* [Task details]:
Return every entry exactly as written.

* [Recorded information]:
↓↓↓

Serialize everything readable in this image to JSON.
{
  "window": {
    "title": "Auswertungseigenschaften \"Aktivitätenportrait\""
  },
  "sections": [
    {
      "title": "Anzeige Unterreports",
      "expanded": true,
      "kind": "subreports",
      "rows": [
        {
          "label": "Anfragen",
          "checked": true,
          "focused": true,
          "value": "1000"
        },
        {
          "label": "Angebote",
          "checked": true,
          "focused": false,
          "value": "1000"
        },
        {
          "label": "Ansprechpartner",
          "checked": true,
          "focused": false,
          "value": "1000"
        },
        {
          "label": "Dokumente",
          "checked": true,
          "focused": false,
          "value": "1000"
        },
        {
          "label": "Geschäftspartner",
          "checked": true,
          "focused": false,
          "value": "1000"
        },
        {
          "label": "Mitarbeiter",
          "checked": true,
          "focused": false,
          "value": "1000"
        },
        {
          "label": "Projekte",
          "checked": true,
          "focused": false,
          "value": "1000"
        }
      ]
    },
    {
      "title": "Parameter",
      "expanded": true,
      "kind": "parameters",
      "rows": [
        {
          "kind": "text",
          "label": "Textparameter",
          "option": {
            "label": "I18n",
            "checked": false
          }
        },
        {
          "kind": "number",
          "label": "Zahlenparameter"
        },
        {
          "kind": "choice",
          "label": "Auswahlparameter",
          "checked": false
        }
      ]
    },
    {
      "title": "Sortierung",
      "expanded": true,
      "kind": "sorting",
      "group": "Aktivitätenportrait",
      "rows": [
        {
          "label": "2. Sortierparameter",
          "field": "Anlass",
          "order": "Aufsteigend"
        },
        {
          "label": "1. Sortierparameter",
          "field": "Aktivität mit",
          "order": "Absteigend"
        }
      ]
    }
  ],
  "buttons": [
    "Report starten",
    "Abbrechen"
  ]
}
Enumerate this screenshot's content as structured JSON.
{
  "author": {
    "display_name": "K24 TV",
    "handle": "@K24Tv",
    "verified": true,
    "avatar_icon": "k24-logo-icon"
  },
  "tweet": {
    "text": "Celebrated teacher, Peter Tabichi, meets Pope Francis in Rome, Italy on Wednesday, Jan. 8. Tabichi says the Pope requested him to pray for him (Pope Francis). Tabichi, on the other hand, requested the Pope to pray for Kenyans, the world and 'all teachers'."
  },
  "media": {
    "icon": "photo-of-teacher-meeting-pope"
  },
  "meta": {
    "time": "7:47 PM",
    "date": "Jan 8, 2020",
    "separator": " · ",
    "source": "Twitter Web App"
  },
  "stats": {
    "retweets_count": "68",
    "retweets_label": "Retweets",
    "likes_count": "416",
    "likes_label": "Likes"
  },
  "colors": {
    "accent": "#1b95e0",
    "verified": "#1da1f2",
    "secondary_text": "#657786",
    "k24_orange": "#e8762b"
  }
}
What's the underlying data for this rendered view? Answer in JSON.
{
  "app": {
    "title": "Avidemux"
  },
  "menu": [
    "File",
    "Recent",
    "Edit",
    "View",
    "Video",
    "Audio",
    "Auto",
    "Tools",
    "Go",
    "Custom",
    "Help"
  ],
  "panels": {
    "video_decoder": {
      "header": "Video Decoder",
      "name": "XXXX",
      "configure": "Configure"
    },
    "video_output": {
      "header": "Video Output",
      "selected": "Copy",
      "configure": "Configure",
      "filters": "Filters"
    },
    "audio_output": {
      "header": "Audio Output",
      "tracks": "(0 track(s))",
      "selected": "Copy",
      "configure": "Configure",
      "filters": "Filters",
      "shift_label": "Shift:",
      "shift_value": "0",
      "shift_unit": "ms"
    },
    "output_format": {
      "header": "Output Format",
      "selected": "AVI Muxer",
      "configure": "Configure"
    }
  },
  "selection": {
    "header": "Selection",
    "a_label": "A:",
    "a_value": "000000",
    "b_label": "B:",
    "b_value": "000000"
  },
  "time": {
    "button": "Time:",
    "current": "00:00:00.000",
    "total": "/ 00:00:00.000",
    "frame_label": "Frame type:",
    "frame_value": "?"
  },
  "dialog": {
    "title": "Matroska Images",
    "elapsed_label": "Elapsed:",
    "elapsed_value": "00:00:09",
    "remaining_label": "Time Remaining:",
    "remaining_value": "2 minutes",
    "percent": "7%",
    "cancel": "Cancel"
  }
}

↑↑↑

* [Reply]:
Serialize everything readable in this image to JSON.
{
  "window": {
    "title": "Auswertungseigenschaften \"Aktivitätenportrait\""
  },
  "sections": [
    {
      "title": "Anzeige Unterreports",
      "expanded": true,
      "kind": "subreports",
      "rows": [
        {
          "label": "Anfragen",
          "checked": true,
          "focused": true,
          "value": "1000"
        },
        {
          "label": "Angebote",
          "checked": true,
          "focused": false,
          "value": "1000"
        },
        {
          "label": "Ansprechpartner",
          "checked": true,
          "focused": false,
          "value": "1000"
        },
        {
          "label": "Dokumente",
          "checked": true,
          "focused": false,
          "value": "1000"
        },
        {
          "label": "Geschäftspartner",
          "checked": true,
          "focused": false,
          "value": "1000"
        },
        {
          "label": "Mitarbeiter",
          "checked": true,
          "focused": false,
          "value": "1000"
        },
        {
          "label": "Projekte",
          "checked": true,
          "focused": false,
          "value": "1000"
        }
      ]
    },
    {
      "title": "Parameter",
      "expanded": true,
      "kind": "parameters",
      "rows": [
        {
          "kind": "text",
          "label": "Textparameter",
          "option": {
            "label": "I18n",
            "checked": false
          }
        },
        {
          "kind": "number",
          "label": "Zahlenparameter"
        },
        {
          "kind": "choice",
          "label": "Auswahlparameter",
          "checked": false
        }
      ]
    },
    {
      "title": "Sortierung",
      "expanded": true,
      "kind": "sorting",
      "group": "Aktivitätenportrait",
      "rows": [
        {
          "label": "2. Sortierparameter",
          "field": "Anlass",
          "order": "Aufsteigend"
        },
        {
          "label": "1. Sortierparameter",
          "field": "Aktivität mit",
          "order": "Absteigend"
        }
      ]
    }
  ],
  "buttons": [
    "Report starten",
    "Abbrechen"
  ]
}
Enumerate this screenshot's content as structured JSON.
{
  "author": {
    "display_name": "K24 TV",
    "handle": "@K24Tv",
    "verified": true,
    "avatar_icon": "k24-logo-icon"
  },
  "tweet": {
    "text": "Celebrated teacher, Peter Tabichi, meets Pope Francis in Rome, Italy on Wednesday, Jan. 8. Tabichi says the Pope requested him to pray for him (Pope Francis). Tabichi, on the other hand, requested the Pope to pray for Kenyans, the world and 'all teachers'."
  },
  "media": {
    "icon": "photo-of-teacher-meeting-pope"
  },
  "meta": {
    "time": "7:47 PM",
    "date": "Jan 8, 2020",
    "separator": " · ",
    "source": "Twitter Web App"
  },
  "stats": {
    "retweets_count": "68",
    "retweets_label": "Retweets",
    "likes_count": "416",
    "likes_label": "Likes"
  },
  "colors": {
    "accent": "#1b95e0",
    "verified": "#1da1f2",
    "secondary_text": "#657786",
    "k24_orange": "#e8762b"
  }
}
What's the underlying data for this rendered view? Answer in JSON.
{
  "app": {
    "title": "Avidemux"
  },
  "menu": [
    "File",
    "Recent",
    "Edit",
    "View",
    "Video",
    "Audio",
    "Auto",
    "Tools",
    "Go",
    "Custom",
    "Help"
  ],
  "panels": {
    "video_decoder": {
      "header": "Video Decoder",
      "name": "XXXX",
      "configure": "Configure"
    },
    "video_output": {
      "header": "Video Output",
      "selected": "Copy",
      "configure": "Configure",
      "filters": "Filters"
    },
    "audio_output": {
      "header": "Audio Output",
      "tracks": "(0 track(s))",
      "selected": "Copy",
      "configure": "Configure",
      "filters": "Filters",
      "shift_label": "Shift:",
      "shift_value": "0",
      "shift_unit": "ms"
    },
    "output_format": {
      "header": "Output Format",
      "selected": "AVI Muxer",
      "configure": "Configure"
    }
  },
  "selection": {
    "header": "Selection",
    "a_label": "A:",
    "a_value": "000000",
    "b_label": "B:",
    "b_value": "000000"
  },
  "time": {
    "button": "Time:",
    "current": "00:00:00.000",
    "total": "/ 00:00:00.000",
    "frame_label": "Frame type:",
    "frame_value": "?"
  },
  "dialog": {
    "title": "Matroska Images",
    "elapsed_label": "Elapsed:",
    "elapsed_value": "00:00:09",
    "remaining_label": "Time Remaining:",
    "remaining_value": "2 minutes",
    "percent": "7%",
    "cancel": "Cancel"
  }
}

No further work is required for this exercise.